All of the lines below are to be transcribed faithfully, with pictures excluded from the copy.

(Data extracted from a collection)
Start of Block

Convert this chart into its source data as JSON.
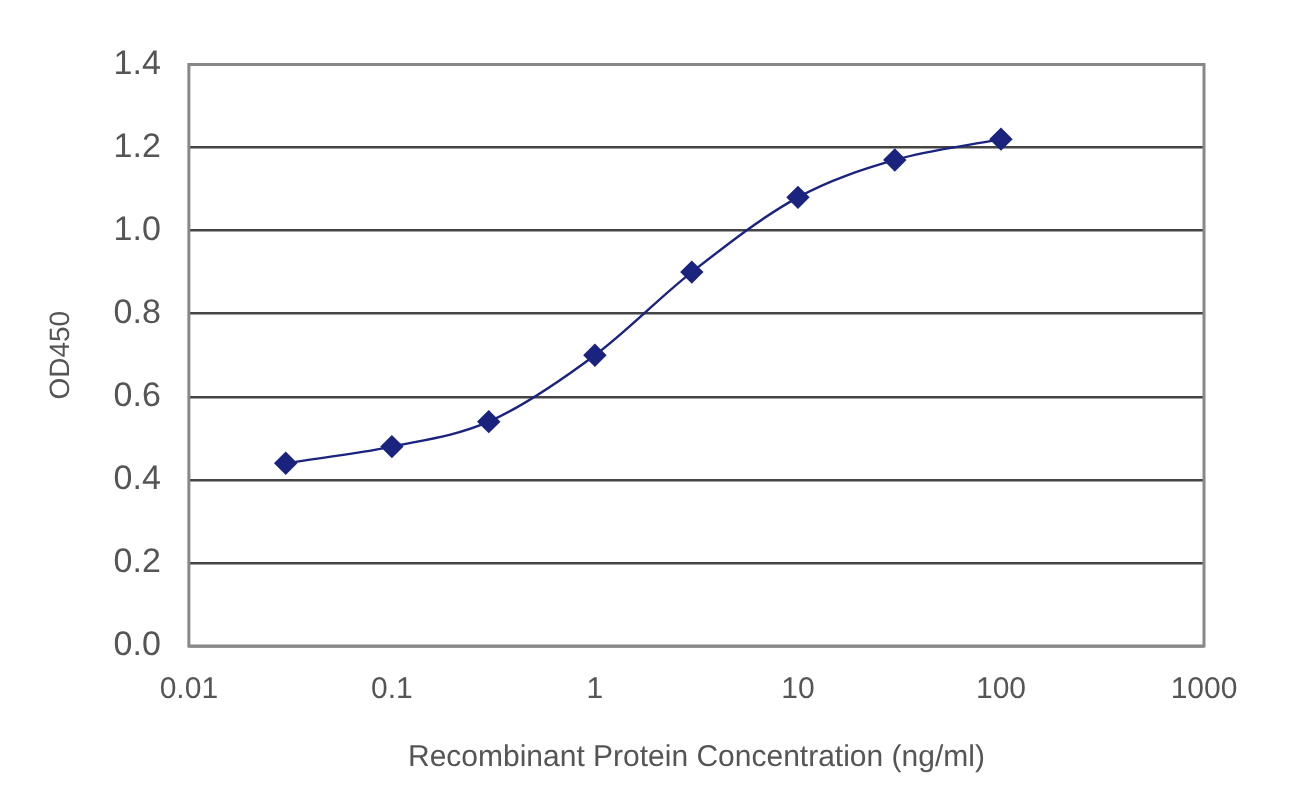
{
  "chart_data": {
    "type": "line",
    "xlabel": "Recombinant Protein Concentration (ng/ml)",
    "ylabel": "OD450",
    "x": [
      0.03,
      0.1,
      0.3,
      1,
      3,
      10,
      30,
      100
    ],
    "series": [
      {
        "color": "#1a237e",
        "values": [
          0.44,
          0.48,
          0.54,
          0.7,
          0.9,
          1.08,
          1.17,
          1.22
        ]
      }
    ],
    "log": "x",
    "xlim": [
      0.01,
      1000
    ],
    "xticks": [
      0.01,
      0.1,
      1,
      10,
      100,
      1000
    ],
    "ylim": [
      0,
      1.4
    ],
    "yticks": [
      {
        "value": 0,
        "label": "0.0"
      },
      {
        "value": 0.2,
        "label": "0.2"
      },
      {
        "value": 0.4,
        "label": "0.4"
      },
      {
        "value": 0.6,
        "label": "0.6"
      },
      {
        "value": 0.8,
        "label": "0.8"
      },
      {
        "value": 1.0,
        "label": "1.0"
      },
      {
        "value": 1.2,
        "label": "1.2"
      },
      {
        "value": 1.4,
        "label": "1.4"
      }
    ],
    "grid": "y",
    "legend": false,
    "marker": "diamond",
    "line_style": "solid"
  }
}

End of Block

▶ [TASK OUTPUT]
Convert this chart into its source data as JSON.
{
  "chart_data": {
    "type": "line",
    "xlabel": "Recombinant Protein Concentration (ng/ml)",
    "ylabel": "OD450",
    "x": [
      0.03,
      0.1,
      0.3,
      1,
      3,
      10,
      30,
      100
    ],
    "series": [
      {
        "color": "#1a237e",
        "values": [
          0.44,
          0.48,
          0.54,
          0.7,
          0.9,
          1.08,
          1.17,
          1.22
        ]
      }
    ],
    "log": "x",
    "xlim": [
      0.01,
      1000
    ],
    "xticks": [
      0.01,
      0.1,
      1,
      10,
      100,
      1000
    ],
    "ylim": [
      0,
      1.4
    ],
    "yticks": [
      {
        "value": 0,
        "label": "0.0"
      },
      {
        "value": 0.2,
        "label": "0.2"
      },
      {
        "value": 0.4,
        "label": "0.4"
      },
      {
        "value": 0.6,
        "label": "0.6"
      },
      {
        "value": 0.8,
        "label": "0.8"
      },
      {
        "value": 1.0,
        "label": "1.0"
      },
      {
        "value": 1.2,
        "label": "1.2"
      },
      {
        "value": 1.4,
        "label": "1.4"
      }
    ],
    "grid": "y",
    "legend": false,
    "marker": "diamond",
    "line_style": "solid"
  }
}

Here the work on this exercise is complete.